Directions: Give the records again from their first line through the line containing "participant-tile[interactable]: ✕ สหกรณ์จังหวัด", swapping each "participant-tile" for "attendee-tile" and changing nothing else.

Provided records:
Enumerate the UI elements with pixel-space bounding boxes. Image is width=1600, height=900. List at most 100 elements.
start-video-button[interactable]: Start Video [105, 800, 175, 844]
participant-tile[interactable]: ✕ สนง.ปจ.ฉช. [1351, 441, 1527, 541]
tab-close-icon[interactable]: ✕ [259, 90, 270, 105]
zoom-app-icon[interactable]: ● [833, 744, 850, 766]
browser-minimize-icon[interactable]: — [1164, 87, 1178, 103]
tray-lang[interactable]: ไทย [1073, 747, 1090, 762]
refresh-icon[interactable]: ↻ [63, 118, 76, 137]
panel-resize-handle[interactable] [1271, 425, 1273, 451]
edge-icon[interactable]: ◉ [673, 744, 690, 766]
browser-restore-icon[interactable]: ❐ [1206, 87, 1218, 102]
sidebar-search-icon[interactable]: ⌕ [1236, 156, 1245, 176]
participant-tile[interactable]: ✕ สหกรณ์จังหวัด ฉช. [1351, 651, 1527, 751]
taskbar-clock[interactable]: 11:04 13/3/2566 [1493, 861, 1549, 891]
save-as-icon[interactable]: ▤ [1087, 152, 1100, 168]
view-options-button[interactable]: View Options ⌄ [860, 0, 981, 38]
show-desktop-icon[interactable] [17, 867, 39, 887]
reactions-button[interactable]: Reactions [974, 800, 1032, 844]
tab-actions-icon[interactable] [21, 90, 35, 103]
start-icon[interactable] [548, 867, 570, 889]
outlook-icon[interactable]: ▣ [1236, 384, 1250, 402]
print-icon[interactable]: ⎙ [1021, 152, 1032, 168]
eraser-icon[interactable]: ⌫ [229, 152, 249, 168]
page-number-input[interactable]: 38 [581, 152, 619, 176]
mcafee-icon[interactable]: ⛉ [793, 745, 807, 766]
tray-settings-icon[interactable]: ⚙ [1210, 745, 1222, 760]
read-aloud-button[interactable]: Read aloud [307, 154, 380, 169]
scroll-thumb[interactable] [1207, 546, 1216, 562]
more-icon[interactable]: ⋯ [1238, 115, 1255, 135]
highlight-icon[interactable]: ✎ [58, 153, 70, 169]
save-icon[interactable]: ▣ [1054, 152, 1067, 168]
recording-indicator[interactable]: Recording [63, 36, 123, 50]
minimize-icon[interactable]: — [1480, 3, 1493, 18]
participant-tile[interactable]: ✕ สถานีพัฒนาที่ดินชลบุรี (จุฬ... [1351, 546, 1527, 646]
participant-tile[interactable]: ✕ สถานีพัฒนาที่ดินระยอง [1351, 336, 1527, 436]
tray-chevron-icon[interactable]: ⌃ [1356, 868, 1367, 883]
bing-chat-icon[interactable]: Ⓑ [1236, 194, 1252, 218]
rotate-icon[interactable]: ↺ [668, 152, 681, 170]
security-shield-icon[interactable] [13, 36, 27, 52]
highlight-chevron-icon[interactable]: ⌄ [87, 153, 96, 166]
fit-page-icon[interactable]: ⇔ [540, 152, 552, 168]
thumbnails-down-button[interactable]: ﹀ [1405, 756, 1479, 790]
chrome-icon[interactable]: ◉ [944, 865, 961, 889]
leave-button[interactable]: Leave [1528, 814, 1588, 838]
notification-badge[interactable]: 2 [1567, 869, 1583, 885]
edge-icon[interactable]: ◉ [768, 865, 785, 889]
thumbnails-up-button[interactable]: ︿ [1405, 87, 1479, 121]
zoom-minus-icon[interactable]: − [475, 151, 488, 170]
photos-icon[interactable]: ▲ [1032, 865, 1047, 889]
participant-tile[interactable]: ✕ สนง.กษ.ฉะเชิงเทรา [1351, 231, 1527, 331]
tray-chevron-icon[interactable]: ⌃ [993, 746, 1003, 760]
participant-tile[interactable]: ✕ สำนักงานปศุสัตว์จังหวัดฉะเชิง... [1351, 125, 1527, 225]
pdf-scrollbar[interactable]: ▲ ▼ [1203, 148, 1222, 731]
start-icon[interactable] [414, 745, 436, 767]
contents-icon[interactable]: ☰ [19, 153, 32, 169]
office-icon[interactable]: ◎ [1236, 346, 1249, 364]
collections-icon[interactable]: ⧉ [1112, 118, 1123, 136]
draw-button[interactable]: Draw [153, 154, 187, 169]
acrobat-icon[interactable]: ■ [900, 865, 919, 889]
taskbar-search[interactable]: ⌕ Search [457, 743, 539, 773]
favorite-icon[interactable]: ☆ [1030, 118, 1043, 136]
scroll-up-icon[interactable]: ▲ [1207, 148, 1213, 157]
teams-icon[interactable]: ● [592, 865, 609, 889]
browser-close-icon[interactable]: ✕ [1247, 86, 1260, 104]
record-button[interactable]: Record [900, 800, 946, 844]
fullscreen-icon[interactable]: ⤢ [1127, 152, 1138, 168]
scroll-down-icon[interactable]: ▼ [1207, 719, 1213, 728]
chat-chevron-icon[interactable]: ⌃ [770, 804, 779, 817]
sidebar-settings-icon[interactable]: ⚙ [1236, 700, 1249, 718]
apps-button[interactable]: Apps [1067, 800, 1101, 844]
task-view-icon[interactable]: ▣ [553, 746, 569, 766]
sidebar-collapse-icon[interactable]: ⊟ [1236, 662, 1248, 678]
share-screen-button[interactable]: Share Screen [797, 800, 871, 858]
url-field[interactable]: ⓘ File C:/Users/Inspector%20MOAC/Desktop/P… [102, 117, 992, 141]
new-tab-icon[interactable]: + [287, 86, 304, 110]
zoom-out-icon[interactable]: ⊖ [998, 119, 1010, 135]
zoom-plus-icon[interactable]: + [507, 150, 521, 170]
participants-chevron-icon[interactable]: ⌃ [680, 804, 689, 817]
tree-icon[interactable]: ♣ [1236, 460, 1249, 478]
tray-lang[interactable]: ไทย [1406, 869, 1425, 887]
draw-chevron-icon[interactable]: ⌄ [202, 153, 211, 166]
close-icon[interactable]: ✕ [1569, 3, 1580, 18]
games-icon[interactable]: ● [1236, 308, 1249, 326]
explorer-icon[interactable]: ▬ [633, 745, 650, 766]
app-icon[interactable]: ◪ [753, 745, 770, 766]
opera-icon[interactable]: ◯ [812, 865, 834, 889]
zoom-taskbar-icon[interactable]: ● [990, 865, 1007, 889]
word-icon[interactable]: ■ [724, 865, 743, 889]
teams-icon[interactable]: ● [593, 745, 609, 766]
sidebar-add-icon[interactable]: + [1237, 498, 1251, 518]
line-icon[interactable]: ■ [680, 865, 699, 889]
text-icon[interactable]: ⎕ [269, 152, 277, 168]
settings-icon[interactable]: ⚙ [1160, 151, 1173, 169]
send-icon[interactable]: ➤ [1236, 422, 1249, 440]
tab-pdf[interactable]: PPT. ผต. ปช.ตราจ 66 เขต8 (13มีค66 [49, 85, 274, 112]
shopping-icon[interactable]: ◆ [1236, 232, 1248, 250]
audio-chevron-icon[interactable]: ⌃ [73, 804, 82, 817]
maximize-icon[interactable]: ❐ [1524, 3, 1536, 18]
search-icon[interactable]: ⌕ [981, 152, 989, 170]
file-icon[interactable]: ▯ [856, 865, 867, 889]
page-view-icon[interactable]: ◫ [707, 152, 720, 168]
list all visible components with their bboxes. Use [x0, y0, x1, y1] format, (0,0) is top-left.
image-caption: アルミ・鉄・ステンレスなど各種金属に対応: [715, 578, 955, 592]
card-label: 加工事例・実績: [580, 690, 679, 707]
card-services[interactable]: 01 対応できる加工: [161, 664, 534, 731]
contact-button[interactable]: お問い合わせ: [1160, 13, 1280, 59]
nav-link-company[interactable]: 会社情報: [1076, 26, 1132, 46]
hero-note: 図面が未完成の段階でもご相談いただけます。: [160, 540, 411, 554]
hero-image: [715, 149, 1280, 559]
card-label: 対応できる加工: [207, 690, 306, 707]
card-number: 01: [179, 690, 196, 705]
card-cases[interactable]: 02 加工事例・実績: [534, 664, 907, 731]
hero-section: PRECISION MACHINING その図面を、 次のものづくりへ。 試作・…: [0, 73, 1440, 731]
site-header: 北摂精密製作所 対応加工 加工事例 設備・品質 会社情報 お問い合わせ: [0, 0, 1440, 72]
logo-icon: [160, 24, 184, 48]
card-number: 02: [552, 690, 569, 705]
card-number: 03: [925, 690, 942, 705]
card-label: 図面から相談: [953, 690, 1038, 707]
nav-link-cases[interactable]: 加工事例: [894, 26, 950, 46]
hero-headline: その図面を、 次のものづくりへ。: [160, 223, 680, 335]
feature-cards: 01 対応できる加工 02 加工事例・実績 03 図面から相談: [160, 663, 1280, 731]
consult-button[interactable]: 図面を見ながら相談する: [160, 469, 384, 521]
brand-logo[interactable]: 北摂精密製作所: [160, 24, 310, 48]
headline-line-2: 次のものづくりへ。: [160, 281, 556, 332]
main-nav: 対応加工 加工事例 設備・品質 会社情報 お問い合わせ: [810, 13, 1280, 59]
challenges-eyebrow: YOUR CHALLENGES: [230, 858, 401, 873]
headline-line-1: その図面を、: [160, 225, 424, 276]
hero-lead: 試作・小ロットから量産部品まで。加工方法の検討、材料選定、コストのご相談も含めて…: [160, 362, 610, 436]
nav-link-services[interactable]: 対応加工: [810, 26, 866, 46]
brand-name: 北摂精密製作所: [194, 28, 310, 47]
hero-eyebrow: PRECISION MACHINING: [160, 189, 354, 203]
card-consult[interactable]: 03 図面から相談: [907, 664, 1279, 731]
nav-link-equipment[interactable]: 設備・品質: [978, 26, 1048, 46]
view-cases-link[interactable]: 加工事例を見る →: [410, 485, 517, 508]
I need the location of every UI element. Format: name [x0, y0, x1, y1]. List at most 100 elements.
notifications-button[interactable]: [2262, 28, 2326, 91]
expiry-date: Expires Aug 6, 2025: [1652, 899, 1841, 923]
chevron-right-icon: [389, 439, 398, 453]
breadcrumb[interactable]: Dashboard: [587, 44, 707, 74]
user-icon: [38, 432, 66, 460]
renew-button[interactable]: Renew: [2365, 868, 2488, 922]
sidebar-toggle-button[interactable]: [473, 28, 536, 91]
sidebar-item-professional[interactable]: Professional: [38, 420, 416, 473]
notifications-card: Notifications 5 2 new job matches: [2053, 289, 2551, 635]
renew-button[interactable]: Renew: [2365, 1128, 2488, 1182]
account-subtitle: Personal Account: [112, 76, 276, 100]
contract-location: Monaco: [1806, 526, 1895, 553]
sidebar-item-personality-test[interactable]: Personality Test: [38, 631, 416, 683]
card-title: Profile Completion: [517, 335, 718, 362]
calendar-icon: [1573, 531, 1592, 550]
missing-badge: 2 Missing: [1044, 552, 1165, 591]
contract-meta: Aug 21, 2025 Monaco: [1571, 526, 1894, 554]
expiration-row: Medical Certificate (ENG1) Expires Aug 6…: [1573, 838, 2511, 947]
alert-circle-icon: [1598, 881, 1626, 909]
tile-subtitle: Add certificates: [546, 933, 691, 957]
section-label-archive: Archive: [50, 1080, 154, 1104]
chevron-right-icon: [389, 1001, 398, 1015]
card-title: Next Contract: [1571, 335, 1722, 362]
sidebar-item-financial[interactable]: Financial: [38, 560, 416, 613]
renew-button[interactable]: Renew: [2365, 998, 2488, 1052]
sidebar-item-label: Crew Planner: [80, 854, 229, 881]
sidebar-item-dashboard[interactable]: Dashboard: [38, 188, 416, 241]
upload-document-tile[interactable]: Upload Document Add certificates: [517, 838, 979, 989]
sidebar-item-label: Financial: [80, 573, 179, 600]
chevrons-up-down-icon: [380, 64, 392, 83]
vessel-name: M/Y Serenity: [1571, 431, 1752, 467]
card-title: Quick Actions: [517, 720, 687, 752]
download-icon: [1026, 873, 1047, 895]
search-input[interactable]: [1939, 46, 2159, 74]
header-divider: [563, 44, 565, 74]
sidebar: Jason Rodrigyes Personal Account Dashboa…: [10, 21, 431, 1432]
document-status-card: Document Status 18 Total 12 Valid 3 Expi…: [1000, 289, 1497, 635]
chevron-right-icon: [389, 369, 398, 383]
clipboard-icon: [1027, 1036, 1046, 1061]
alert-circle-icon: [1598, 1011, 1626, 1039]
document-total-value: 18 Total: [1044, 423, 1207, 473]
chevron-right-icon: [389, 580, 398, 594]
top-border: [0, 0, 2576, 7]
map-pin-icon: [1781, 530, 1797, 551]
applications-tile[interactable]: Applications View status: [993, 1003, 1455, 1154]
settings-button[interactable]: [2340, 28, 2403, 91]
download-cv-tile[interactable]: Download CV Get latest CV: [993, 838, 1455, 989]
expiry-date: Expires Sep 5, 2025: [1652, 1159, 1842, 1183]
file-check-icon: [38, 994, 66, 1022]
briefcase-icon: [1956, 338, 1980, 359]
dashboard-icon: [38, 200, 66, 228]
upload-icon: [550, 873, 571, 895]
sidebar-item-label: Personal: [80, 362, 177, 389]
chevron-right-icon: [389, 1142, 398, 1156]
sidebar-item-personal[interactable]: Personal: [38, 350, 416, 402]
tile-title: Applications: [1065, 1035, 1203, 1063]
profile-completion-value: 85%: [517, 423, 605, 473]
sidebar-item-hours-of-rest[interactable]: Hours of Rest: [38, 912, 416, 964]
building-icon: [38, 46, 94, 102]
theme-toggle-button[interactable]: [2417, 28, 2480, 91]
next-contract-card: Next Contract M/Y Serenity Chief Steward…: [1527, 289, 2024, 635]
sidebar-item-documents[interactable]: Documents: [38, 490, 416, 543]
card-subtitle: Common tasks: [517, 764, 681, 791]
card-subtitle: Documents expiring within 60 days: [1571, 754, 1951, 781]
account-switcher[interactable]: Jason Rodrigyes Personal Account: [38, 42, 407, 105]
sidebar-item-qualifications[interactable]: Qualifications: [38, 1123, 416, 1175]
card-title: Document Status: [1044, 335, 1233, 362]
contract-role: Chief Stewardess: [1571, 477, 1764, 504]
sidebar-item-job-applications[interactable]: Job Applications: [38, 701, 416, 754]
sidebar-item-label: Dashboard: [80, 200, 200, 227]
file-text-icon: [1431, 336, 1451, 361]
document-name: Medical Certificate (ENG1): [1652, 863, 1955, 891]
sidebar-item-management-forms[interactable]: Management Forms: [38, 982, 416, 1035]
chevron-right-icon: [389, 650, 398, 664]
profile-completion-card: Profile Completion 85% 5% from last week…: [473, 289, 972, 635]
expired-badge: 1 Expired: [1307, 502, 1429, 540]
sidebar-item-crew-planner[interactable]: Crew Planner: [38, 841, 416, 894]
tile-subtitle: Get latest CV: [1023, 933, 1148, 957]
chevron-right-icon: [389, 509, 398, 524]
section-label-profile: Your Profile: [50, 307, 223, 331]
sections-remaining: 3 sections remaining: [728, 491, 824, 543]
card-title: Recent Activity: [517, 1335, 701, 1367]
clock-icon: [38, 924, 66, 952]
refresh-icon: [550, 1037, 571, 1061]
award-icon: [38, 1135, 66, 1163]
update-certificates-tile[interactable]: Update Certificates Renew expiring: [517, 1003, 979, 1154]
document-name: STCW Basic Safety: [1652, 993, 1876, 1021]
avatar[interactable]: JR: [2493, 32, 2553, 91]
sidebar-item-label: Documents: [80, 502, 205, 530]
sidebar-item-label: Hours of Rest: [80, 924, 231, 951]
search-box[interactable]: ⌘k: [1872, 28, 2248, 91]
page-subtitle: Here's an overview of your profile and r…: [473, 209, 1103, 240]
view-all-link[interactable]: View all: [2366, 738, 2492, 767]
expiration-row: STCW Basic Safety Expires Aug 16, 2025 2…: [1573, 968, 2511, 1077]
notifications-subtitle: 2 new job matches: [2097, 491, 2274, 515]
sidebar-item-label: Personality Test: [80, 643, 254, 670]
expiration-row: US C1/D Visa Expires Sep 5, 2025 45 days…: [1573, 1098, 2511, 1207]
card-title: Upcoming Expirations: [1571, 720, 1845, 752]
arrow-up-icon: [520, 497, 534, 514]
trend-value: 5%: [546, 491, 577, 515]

Exercise response:
Enumerate the UI elements with pixel-space bounding boxes. Image is width=1600, height=900. List at most 100 elements.
start-video-button[interactable]: Start Video [105, 800, 175, 844]
attendee-tile[interactable]: ✕ สนง.ปจ.ฉช. [1351, 441, 1527, 541]
tab-close-icon[interactable]: ✕ [259, 90, 270, 105]
zoom-app-icon[interactable]: ● [833, 744, 850, 766]
browser-minimize-icon[interactable]: — [1164, 87, 1178, 103]
tray-lang[interactable]: ไทย [1073, 747, 1090, 762]
refresh-icon[interactable]: ↻ [63, 118, 76, 137]
panel-resize-handle[interactable] [1271, 425, 1273, 451]
edge-icon[interactable]: ◉ [673, 744, 690, 766]
browser-restore-icon[interactable]: ❐ [1206, 87, 1218, 102]
sidebar-search-icon[interactable]: ⌕ [1236, 156, 1245, 176]
attendee-tile[interactable]: ✕ สหกรณ์จังหวัด ฉช. [1351, 651, 1527, 751]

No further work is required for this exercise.